__Exercise aim__: Copy each line that contains the word "price".

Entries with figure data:
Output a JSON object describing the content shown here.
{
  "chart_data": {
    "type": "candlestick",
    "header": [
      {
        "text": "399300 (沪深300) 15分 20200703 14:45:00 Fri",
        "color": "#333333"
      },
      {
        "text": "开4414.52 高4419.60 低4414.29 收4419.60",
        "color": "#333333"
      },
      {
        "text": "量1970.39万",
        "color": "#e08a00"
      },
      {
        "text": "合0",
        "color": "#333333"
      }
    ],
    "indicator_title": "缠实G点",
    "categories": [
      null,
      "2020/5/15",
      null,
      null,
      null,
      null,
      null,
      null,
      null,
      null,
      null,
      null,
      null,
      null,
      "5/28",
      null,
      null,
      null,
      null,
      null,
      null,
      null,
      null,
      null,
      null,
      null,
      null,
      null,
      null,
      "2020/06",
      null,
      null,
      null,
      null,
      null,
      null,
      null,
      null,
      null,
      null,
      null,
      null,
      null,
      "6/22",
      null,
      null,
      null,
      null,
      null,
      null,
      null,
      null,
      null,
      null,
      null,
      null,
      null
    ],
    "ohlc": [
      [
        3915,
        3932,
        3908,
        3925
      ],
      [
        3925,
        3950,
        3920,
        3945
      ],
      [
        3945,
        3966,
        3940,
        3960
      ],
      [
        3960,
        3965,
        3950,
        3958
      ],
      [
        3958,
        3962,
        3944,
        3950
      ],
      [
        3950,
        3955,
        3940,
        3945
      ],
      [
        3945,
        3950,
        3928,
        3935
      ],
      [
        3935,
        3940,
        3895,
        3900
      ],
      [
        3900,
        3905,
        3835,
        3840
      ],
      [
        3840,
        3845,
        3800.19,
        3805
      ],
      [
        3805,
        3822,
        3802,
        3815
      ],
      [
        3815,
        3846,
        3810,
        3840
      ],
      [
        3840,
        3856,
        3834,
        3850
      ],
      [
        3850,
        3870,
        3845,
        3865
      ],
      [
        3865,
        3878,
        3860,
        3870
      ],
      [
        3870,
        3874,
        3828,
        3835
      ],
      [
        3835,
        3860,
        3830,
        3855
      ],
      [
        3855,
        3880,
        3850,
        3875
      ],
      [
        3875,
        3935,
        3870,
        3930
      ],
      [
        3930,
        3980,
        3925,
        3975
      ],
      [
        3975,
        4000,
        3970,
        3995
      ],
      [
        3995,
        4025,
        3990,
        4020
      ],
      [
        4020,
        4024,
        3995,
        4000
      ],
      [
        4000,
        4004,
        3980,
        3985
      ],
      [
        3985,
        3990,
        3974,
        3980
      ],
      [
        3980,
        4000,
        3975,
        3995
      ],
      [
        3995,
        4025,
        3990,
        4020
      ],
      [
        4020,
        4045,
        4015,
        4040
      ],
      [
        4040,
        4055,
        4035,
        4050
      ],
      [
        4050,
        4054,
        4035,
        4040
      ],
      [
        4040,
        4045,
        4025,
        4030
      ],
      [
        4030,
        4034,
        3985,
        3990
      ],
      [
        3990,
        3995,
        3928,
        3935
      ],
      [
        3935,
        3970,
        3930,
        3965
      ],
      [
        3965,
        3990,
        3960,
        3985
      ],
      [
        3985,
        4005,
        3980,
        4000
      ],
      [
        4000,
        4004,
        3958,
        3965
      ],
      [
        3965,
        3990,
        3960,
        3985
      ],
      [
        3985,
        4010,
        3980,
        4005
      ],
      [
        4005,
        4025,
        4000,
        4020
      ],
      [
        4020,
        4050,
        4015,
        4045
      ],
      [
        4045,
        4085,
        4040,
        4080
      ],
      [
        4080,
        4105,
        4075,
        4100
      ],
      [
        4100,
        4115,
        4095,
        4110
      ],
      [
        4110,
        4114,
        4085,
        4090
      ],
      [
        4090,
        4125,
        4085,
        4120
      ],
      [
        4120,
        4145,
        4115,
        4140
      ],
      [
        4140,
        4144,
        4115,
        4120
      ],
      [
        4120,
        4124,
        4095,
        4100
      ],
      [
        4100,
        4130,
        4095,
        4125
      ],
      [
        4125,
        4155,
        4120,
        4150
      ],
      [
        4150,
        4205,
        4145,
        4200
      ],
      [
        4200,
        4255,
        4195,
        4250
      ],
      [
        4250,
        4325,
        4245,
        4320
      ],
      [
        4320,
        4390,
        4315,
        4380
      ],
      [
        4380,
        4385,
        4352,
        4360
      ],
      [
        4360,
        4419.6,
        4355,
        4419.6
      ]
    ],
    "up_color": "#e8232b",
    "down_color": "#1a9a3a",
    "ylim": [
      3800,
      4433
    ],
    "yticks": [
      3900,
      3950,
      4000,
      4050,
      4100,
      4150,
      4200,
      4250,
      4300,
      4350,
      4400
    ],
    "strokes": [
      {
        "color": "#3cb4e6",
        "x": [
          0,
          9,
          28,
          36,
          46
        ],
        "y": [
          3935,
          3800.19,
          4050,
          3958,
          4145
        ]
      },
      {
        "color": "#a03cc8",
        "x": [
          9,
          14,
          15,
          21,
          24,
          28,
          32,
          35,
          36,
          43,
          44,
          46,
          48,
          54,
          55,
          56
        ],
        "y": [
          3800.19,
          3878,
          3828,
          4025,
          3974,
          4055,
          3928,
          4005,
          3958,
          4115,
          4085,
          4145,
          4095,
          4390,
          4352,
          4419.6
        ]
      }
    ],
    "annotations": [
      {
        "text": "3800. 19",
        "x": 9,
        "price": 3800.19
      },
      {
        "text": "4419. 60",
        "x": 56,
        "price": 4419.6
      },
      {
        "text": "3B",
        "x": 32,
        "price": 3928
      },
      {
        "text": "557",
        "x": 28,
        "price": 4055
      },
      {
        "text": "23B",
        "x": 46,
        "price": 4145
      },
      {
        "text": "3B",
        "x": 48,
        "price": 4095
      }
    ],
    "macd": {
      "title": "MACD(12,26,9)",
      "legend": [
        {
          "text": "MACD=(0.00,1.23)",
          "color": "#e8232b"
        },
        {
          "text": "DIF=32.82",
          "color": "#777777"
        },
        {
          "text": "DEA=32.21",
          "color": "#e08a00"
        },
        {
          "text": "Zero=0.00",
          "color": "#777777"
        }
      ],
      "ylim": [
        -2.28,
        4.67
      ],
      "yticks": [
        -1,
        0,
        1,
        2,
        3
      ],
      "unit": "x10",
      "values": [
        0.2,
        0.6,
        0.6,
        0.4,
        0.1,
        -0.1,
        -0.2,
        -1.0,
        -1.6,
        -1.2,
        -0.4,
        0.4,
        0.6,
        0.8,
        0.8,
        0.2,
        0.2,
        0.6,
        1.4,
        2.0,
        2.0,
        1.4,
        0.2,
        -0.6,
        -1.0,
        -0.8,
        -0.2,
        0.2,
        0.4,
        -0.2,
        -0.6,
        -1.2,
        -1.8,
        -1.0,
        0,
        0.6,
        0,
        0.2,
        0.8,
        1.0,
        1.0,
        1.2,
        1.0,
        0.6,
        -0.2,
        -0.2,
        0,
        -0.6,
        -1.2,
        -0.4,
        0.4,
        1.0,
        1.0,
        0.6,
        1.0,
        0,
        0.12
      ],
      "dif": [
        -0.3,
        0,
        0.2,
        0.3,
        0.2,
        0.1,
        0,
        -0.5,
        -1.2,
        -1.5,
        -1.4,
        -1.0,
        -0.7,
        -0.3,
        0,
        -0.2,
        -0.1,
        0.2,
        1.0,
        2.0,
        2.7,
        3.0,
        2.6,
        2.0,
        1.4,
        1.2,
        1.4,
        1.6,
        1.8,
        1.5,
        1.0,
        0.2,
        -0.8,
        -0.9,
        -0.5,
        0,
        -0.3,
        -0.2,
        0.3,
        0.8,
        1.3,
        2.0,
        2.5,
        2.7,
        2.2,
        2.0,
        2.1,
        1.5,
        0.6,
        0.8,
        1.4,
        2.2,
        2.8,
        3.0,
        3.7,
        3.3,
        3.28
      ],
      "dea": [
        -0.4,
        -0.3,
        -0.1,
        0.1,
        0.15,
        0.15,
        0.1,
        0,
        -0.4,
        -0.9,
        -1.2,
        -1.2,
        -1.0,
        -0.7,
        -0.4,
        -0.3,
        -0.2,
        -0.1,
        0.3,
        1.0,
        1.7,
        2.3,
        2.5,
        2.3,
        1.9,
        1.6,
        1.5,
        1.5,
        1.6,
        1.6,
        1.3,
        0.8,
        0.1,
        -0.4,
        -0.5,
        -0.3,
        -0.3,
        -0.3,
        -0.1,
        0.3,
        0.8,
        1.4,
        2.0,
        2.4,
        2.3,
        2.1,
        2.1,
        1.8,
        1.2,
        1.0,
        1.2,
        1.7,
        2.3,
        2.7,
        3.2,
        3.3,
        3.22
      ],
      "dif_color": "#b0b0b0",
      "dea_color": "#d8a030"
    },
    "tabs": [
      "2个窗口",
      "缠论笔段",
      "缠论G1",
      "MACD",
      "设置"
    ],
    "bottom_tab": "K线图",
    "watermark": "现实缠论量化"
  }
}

__Reply__:
        "price": 3800.19
        "price": 4419.6
        "price": 3928
        "price": 4055
        "price": 4145
        "price": 4095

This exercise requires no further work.